[Data listing]

···

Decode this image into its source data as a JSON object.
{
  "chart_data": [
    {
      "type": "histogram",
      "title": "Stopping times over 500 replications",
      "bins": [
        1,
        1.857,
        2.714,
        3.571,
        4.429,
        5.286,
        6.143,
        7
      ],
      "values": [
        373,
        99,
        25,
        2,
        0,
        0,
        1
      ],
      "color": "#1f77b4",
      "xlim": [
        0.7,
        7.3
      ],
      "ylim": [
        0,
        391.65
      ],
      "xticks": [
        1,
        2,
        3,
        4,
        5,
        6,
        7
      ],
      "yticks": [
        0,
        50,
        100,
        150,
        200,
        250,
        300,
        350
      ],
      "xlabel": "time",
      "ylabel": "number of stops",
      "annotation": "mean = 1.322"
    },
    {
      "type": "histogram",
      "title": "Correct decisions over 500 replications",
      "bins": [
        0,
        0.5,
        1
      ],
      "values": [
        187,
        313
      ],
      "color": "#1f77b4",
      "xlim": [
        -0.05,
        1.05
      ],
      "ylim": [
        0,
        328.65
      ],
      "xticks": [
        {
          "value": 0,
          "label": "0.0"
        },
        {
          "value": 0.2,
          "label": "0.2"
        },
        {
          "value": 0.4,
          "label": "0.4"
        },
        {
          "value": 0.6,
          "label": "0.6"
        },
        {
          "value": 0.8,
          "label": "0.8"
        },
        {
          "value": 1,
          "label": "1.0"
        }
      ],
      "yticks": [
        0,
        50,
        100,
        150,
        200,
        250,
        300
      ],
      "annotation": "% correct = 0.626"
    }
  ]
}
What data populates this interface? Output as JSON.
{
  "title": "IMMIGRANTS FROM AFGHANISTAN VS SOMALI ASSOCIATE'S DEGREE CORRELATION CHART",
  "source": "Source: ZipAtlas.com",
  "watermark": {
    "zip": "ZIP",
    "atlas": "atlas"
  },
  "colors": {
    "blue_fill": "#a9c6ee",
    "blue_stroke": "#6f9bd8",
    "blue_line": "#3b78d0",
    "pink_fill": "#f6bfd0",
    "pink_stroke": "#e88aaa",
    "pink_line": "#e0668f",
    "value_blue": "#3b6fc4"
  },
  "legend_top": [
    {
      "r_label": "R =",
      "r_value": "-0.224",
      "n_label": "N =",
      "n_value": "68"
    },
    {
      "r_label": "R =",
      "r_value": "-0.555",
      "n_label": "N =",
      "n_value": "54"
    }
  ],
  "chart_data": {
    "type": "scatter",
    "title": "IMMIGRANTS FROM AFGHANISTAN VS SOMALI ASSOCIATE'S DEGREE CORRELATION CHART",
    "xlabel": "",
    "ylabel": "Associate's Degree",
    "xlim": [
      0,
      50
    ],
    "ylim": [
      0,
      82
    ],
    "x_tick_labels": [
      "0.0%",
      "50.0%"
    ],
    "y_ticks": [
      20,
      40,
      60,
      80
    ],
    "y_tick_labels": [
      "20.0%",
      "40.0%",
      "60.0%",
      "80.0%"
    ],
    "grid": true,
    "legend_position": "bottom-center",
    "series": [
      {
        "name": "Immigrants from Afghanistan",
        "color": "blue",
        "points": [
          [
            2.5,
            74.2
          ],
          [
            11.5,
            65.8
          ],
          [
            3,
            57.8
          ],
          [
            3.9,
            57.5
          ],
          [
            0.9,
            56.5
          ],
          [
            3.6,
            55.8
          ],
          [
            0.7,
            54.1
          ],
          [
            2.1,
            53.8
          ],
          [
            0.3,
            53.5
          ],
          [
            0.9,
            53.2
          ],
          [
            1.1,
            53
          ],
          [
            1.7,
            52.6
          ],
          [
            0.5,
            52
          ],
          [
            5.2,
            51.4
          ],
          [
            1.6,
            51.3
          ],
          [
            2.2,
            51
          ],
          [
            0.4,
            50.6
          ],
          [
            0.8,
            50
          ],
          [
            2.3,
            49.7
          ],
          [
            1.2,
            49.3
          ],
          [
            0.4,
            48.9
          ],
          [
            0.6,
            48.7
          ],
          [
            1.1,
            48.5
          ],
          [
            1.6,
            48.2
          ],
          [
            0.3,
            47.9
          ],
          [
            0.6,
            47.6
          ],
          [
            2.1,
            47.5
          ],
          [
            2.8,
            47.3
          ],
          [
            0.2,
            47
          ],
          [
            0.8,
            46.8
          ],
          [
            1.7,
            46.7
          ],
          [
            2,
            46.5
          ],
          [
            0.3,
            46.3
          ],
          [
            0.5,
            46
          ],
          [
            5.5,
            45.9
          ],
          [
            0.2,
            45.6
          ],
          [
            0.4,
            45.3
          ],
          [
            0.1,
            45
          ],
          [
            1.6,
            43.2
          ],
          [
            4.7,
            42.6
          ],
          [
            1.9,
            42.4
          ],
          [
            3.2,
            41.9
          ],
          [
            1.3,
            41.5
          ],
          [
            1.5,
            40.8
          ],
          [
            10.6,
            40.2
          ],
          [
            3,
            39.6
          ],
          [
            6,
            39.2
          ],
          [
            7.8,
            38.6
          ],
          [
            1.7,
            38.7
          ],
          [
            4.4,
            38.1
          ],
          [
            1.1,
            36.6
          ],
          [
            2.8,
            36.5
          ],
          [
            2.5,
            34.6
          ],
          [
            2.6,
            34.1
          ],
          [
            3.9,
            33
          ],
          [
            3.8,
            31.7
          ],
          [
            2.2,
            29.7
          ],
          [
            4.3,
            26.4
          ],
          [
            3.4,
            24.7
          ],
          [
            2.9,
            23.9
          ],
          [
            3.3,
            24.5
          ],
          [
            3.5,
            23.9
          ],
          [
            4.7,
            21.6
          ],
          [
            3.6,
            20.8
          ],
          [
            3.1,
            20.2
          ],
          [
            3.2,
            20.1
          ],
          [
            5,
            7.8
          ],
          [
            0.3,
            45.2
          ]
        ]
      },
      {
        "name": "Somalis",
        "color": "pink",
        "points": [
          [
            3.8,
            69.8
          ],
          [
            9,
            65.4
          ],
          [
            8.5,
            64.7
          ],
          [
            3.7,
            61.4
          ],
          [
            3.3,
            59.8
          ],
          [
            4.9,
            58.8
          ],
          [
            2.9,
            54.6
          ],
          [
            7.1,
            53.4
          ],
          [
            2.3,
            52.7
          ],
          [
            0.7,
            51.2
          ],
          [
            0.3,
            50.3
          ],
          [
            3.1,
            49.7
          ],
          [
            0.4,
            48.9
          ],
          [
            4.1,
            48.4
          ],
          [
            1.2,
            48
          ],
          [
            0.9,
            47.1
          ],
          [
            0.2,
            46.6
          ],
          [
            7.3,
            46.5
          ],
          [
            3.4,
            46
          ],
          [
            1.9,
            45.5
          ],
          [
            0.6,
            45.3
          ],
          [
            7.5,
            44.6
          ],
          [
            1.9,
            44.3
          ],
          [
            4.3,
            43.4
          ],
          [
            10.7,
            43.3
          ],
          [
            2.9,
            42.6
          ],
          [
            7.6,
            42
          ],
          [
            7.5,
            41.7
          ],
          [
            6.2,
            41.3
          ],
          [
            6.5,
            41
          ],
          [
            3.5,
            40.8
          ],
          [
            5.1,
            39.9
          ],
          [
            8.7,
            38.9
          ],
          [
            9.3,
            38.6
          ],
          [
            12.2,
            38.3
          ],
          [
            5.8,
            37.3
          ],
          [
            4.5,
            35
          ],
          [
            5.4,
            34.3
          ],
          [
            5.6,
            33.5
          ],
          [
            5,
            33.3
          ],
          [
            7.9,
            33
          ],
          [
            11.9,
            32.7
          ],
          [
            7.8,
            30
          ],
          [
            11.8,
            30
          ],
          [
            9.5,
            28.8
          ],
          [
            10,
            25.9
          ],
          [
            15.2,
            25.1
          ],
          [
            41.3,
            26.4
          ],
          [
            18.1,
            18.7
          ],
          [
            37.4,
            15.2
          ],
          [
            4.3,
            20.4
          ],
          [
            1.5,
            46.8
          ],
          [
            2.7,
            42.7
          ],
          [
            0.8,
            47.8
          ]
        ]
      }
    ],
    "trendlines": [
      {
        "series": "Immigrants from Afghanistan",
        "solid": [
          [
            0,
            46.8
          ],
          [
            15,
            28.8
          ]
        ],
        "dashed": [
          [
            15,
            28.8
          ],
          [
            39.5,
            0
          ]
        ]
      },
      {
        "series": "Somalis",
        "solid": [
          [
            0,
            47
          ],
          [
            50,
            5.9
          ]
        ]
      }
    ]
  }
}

···

» **The request**
Using the listing, collect all lines in which the string "ylabel" is found.

» **Response for this exercise**
      "ylabel": "number of stops",
    "ylabel": "Associate's Degree",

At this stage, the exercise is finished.